=== WHAT YOU NEED TO DO ===
Gather every line of the entries that includes the word "onde".

---------------

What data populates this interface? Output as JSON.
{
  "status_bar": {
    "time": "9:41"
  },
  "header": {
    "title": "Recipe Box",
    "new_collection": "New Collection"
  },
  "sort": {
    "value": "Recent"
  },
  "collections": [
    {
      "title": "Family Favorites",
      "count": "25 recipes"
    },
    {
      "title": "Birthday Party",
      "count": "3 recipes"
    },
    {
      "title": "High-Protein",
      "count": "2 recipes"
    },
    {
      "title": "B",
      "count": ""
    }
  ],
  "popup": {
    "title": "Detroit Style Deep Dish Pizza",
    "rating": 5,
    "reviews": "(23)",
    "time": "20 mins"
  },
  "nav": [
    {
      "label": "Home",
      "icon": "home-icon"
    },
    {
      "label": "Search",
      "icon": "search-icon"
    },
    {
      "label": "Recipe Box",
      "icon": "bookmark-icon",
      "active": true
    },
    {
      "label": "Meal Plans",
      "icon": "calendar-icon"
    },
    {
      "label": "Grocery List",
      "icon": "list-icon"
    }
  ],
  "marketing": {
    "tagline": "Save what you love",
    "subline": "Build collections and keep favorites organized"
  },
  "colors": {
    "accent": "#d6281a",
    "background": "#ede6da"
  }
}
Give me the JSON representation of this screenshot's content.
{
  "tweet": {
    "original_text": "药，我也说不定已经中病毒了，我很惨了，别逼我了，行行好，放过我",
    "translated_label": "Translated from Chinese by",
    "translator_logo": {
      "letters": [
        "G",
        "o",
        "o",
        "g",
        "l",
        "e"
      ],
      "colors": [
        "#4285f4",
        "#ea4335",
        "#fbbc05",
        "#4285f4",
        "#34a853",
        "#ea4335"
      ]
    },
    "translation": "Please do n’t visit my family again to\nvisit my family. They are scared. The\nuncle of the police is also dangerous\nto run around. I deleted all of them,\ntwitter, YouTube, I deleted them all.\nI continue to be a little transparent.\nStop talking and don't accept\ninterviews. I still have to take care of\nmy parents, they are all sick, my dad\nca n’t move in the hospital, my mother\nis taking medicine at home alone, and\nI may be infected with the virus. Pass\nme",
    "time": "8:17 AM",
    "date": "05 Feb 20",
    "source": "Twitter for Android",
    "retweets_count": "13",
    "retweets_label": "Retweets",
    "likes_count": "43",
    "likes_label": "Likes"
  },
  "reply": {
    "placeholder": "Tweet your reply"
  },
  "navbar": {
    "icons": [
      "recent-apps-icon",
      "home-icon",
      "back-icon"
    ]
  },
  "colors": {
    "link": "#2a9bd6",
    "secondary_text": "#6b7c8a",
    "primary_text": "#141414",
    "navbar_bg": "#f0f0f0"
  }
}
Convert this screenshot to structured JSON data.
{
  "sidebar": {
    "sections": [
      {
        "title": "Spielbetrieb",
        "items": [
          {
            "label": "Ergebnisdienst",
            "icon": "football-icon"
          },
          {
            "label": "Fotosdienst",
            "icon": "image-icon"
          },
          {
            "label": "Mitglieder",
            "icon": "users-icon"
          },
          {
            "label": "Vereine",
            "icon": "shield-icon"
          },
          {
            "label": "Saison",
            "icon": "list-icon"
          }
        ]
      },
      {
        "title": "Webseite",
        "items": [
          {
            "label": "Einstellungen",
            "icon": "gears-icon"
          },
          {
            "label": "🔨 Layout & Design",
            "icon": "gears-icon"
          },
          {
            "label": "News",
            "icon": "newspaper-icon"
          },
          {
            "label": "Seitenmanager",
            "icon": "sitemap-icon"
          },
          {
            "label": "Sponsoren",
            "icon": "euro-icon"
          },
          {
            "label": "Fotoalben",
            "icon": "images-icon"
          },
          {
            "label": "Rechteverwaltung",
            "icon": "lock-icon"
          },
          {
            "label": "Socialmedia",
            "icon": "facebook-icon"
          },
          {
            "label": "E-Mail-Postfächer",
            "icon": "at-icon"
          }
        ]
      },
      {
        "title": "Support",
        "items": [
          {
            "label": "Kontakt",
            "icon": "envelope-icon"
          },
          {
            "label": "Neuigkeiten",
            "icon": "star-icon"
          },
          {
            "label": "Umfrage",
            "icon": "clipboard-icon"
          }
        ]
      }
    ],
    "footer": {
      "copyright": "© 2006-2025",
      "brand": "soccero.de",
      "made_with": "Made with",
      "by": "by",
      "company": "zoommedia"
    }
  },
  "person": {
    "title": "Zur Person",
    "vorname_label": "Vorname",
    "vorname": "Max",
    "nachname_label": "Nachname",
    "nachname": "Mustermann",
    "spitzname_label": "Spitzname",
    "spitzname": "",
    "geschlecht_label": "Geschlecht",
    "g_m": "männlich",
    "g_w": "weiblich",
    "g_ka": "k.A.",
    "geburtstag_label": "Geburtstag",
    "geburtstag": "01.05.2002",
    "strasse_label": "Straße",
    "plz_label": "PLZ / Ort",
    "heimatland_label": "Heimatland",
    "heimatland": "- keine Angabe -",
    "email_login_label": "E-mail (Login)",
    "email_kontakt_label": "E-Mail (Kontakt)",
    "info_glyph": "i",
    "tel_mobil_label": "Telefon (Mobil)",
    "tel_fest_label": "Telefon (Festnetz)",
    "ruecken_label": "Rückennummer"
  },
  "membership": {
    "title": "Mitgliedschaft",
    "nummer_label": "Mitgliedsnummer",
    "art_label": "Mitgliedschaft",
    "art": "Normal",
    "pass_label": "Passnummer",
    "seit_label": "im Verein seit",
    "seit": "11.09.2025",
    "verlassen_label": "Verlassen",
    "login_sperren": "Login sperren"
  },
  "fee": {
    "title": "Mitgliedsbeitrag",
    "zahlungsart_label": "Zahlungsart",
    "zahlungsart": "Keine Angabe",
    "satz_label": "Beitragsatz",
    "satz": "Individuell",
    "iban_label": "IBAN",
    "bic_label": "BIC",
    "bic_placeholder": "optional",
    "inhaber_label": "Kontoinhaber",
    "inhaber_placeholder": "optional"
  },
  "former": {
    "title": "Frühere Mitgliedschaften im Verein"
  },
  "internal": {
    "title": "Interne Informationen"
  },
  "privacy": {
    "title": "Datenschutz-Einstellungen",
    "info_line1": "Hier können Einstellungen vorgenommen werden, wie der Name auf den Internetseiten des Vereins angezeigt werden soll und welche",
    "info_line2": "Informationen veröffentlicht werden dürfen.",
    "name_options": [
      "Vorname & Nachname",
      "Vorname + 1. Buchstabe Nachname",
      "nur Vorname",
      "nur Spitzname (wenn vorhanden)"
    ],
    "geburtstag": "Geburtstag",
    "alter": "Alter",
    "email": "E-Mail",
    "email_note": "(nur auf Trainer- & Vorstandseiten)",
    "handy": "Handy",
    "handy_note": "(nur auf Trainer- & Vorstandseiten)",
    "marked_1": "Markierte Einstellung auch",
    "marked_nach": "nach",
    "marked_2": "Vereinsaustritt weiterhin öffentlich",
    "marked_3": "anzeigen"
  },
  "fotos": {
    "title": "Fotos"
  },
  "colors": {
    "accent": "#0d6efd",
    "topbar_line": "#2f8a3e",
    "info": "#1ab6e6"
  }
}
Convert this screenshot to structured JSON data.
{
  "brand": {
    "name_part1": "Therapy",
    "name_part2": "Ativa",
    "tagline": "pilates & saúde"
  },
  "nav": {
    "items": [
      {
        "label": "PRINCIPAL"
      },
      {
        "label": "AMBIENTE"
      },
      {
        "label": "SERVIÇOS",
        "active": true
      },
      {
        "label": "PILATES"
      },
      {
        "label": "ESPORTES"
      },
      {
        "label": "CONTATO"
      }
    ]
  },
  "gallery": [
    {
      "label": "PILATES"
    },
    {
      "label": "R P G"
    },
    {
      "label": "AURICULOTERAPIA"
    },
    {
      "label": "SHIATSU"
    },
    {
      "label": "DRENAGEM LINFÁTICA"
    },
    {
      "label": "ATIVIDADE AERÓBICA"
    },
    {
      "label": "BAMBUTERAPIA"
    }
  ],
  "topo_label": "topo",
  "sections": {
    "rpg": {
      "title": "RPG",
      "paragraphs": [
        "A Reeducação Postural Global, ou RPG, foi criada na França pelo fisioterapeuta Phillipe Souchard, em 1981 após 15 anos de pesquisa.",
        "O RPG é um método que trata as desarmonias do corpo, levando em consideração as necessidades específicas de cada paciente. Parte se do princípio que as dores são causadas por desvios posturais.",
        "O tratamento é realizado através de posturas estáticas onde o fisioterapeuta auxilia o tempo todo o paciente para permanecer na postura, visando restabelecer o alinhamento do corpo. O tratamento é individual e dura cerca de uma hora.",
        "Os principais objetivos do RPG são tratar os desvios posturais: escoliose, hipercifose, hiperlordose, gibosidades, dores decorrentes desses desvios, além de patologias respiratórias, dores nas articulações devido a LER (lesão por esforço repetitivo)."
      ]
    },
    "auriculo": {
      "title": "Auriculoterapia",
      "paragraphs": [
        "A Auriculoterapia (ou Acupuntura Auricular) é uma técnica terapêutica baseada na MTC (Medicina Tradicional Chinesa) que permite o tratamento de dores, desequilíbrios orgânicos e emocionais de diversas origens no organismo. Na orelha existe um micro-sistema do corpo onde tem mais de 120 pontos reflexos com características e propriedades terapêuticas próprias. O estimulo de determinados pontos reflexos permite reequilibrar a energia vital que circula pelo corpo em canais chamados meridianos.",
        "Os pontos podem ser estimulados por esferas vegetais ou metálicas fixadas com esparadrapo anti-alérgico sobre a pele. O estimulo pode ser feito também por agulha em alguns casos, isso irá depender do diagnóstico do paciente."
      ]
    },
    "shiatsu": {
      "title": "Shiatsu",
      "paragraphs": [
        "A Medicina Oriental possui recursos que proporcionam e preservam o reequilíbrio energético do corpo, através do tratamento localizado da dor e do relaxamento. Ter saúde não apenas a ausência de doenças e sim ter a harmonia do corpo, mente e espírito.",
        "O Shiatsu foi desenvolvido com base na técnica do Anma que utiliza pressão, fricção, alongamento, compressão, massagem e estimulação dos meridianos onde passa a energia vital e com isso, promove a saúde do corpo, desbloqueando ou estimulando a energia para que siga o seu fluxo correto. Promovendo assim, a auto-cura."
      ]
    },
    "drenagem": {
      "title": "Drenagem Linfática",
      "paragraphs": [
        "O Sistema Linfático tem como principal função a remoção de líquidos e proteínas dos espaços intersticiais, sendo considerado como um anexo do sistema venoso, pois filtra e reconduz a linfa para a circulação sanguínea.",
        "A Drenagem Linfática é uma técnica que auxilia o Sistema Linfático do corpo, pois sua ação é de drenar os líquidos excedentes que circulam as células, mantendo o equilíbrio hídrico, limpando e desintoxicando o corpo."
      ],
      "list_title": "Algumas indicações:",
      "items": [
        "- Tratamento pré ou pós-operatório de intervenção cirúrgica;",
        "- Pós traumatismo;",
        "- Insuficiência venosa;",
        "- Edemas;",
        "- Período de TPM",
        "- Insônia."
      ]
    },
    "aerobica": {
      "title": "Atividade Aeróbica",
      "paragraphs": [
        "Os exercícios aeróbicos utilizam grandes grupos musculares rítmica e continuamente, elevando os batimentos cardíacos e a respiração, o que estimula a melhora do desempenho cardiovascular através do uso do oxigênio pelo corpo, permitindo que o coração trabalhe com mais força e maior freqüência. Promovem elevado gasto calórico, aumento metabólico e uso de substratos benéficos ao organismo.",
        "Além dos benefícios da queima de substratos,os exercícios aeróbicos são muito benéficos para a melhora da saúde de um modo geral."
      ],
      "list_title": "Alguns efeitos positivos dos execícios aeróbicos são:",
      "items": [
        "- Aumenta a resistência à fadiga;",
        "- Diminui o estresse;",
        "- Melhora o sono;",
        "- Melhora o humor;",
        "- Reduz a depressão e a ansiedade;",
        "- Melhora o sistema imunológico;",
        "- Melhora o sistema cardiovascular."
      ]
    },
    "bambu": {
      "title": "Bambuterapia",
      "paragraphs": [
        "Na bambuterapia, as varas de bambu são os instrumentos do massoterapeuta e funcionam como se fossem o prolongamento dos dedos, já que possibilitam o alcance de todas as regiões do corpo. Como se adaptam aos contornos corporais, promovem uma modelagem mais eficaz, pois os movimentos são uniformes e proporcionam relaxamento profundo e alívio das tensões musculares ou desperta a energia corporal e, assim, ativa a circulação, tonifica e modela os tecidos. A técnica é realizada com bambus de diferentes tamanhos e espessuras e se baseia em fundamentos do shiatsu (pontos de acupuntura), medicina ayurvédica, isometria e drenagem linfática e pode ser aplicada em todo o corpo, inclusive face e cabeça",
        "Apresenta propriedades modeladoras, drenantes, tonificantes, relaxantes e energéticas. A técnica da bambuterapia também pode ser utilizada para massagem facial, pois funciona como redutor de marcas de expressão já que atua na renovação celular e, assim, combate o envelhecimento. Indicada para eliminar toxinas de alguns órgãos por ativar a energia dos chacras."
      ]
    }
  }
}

---------------

=== ANSWER SECTION ===
        "O tratamento é realizado através de posturas estáticas onde o fisioterapeuta auxilia o tempo todo o paciente para permanecer na postura, visando restabelecer o alinhamento do corpo. O tratamento é individual e dura cerca de uma hora.",
        "A Auriculoterapia (ou Acupuntura Auricular) é uma técnica terapêutica baseada na MTC (Medicina Tradicional Chinesa) que permite o tratamento de dores, desequilíbrios orgânicos e emocionais de diversas origens no organismo. Na orelha existe um micro-sistema do corpo onde tem mais de 120 pontos reflexos com características e propriedades terapêuticas próprias. O estimulo de determinados pontos reflexos permite reequilibrar a energia vital que circula pelo corpo em canais chamados meridianos.",
        "O Shiatsu foi desenvolvido com base na técnica do Anma que utiliza pressão, fricção, alongamento, compressão, massagem e estimulação dos meridianos onde passa a energia vital e com isso, promove a saúde do corpo, desbloqueando ou estimulando a energia para que siga o seu fluxo correto. Promovendo assim, a auto-cura."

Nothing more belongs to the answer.